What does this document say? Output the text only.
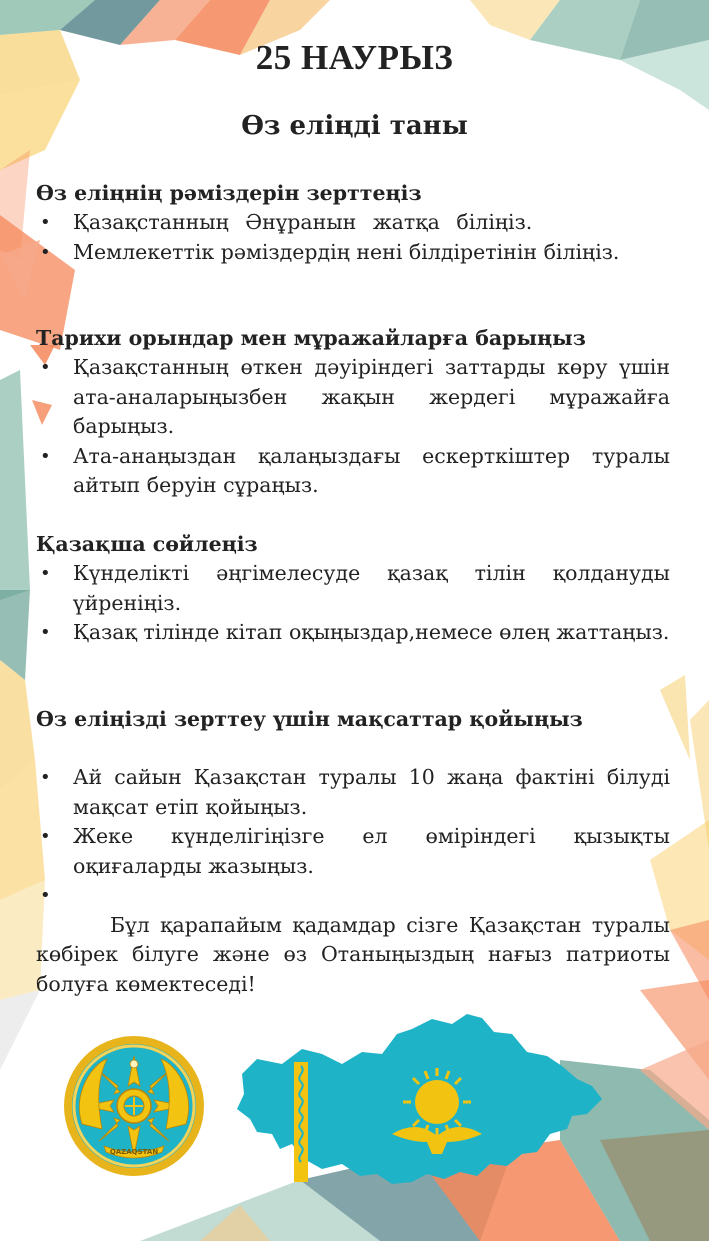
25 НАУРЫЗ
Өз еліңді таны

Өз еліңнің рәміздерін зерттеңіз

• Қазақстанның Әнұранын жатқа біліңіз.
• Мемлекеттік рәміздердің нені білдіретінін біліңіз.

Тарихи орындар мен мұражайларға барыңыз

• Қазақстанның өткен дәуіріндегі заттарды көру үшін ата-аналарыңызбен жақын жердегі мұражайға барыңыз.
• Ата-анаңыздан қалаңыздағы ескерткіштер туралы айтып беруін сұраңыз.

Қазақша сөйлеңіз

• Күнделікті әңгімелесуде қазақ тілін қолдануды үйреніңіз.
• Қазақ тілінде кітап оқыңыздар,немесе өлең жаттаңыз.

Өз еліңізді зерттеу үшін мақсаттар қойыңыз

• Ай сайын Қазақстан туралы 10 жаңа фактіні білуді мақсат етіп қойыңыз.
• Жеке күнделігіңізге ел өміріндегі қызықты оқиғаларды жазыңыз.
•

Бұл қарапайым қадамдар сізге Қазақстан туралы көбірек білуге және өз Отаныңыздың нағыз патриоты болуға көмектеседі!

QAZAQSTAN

________

EXERCISE AIM
Every line above should be repeated exactly; pictures stay out of the copy.

WRITTEN ANSWER
What does this document say? Output the text only.
25 НАУРЫЗ
Өз еліңді таны

Өз еліңнің рәміздерін зерттеңіз

• Қазақстанның Әнұранын жатқа біліңіз.
• Мемлекеттік рәміздердің нені білдіретінін біліңіз.

Тарихи орындар мен мұражайларға барыңыз

• Қазақстанның өткен дәуіріндегі заттарды көру үшін ата-аналарыңызбен жақын жердегі мұражайға барыңыз.
• Ата-анаңыздан қалаңыздағы ескерткіштер туралы айтып беруін сұраңыз.

Қазақша сөйлеңіз

• Күнделікті әңгімелесуде қазақ тілін қолдануды үйреніңіз.
• Қазақ тілінде кітап оқыңыздар,немесе өлең жаттаңыз.

Өз еліңізді зерттеу үшін мақсаттар қойыңыз

• Ай сайын Қазақстан туралы 10 жаңа фактіні білуді мақсат етіп қойыңыз.
• Жеке күнделігіңізге ел өміріндегі қызықты оқиғаларды жазыңыз.
•

Бұл қарапайым қадамдар сізге Қазақстан туралы көбірек білуге және өз Отаныңыздың нағыз патриоты болуға көмектеседі!

QAZAQSTAN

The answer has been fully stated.